**Directive:** Every line that contains the word "name" should be copied out.
------------
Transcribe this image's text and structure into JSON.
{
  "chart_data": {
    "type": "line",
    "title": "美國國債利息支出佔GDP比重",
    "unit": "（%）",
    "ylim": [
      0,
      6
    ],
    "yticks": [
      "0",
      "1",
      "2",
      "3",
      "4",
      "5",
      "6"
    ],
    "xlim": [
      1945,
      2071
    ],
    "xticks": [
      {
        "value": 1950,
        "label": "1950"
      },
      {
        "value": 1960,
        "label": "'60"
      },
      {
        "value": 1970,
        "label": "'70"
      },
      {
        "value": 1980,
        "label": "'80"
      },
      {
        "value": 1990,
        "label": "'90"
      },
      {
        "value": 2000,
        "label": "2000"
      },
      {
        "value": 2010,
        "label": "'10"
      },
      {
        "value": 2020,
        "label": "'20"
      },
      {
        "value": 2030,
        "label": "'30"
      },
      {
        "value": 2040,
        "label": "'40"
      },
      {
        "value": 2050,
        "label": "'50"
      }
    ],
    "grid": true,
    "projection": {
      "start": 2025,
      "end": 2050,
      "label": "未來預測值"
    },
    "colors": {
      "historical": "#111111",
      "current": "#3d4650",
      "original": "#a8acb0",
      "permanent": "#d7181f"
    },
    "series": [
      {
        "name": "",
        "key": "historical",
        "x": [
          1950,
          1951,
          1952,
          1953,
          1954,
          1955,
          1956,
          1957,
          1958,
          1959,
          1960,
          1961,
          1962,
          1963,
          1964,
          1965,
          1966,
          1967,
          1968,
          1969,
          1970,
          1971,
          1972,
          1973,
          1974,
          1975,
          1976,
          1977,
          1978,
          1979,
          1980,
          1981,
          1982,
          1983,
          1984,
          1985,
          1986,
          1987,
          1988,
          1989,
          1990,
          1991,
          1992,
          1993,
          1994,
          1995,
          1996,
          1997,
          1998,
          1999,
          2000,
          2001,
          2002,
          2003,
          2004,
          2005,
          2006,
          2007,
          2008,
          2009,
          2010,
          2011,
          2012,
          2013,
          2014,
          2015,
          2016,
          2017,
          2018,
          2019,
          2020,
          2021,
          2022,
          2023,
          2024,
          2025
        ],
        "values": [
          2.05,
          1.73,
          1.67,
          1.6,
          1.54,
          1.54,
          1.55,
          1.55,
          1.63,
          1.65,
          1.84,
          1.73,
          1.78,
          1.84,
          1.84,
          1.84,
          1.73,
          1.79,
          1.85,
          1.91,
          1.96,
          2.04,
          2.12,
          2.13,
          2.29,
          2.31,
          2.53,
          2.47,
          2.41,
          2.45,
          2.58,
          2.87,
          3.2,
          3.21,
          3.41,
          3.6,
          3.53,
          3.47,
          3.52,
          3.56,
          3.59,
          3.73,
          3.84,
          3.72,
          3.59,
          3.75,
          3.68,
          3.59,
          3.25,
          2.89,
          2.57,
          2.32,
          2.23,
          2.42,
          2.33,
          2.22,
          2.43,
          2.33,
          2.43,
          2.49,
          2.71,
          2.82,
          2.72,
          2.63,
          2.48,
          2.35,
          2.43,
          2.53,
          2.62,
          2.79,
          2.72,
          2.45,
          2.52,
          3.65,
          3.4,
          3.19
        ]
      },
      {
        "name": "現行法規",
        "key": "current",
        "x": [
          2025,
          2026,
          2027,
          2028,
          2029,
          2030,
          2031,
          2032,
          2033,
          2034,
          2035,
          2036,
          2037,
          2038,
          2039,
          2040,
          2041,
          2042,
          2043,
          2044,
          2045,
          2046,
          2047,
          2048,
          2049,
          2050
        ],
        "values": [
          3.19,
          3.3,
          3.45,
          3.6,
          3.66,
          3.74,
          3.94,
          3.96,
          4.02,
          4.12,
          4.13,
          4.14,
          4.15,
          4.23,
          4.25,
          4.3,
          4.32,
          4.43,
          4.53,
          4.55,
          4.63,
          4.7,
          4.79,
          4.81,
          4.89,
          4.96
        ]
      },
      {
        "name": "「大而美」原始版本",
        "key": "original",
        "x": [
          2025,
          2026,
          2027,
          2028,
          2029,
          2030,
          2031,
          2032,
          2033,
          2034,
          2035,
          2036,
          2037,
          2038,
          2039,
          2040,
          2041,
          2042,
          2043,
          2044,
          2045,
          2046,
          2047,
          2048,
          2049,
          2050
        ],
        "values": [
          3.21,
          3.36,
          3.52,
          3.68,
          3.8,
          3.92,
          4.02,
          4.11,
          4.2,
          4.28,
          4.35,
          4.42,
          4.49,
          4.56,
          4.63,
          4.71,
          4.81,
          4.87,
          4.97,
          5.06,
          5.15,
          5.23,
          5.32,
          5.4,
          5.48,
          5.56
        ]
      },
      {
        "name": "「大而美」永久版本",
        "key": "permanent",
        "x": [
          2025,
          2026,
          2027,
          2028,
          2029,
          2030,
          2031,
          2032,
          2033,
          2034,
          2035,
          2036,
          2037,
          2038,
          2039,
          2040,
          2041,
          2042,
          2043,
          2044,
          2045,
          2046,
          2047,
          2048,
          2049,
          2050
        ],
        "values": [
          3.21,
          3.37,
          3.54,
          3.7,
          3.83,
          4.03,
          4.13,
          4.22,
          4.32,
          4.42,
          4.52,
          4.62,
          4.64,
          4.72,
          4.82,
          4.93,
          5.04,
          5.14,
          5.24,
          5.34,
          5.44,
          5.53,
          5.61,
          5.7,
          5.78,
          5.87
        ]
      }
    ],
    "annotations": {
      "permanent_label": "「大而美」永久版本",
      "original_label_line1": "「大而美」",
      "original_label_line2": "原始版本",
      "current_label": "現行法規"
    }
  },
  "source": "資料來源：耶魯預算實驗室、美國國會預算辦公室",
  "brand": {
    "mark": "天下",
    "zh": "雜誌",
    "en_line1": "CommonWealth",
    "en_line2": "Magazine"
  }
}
------------
**Expected output:**
        "name": "",
        "name": "現行法規",
        "name": "「大而美」原始版本",
        "name": "「大而美」永久版本",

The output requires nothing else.